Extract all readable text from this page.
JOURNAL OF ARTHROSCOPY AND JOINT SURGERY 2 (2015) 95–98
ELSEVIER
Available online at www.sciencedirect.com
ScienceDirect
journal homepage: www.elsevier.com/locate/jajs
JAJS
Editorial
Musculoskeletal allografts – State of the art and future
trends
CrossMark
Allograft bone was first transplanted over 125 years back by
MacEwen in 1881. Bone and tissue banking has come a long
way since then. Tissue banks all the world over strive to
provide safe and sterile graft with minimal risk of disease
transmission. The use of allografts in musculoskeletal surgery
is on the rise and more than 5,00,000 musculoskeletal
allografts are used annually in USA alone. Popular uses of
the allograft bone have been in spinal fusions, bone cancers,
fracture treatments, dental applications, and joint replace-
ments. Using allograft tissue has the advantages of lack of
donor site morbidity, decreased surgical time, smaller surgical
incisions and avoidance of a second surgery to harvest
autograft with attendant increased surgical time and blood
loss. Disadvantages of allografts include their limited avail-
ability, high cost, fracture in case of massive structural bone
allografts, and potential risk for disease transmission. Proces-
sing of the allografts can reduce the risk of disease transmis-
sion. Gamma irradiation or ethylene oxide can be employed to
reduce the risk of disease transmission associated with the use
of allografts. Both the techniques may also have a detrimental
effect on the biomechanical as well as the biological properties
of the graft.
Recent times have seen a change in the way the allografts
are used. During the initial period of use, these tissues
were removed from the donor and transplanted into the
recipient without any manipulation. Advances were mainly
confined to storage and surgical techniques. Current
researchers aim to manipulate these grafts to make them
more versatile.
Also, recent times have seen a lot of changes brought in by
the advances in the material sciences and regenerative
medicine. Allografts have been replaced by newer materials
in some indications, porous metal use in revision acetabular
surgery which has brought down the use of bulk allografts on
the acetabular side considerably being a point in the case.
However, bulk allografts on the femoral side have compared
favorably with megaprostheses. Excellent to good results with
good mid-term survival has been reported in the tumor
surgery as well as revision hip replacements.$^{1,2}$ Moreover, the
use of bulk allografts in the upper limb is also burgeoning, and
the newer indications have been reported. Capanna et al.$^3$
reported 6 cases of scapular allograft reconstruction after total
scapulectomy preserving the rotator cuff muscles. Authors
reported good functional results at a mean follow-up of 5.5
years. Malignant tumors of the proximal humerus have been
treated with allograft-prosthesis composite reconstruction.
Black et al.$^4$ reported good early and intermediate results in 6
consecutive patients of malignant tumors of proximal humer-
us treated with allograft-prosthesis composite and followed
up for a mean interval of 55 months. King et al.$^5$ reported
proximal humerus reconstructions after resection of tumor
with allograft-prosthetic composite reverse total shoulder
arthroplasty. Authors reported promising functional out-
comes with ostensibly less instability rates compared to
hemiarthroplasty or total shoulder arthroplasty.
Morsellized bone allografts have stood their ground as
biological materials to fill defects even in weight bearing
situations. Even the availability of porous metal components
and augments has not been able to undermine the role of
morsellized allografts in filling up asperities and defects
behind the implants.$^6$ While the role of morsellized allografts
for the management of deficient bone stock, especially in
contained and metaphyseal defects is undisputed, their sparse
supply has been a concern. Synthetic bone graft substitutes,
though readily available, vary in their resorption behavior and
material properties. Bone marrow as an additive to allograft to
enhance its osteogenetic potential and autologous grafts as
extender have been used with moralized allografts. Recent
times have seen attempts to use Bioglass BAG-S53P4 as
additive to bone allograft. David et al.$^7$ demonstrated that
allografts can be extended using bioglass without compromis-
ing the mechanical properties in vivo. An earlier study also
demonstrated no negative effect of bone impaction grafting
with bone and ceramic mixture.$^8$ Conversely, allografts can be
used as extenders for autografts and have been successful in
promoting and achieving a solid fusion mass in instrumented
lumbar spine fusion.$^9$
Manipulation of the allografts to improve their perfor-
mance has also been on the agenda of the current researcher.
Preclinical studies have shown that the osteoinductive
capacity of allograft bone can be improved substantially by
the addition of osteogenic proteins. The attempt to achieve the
——————
• What is required
If a line in the data above holds the string "mean", report that line.

• Answer box
reported good functional results at a mean follow-up of 5.5
up for a mean interval of 55 months. King et al.$^5$ reported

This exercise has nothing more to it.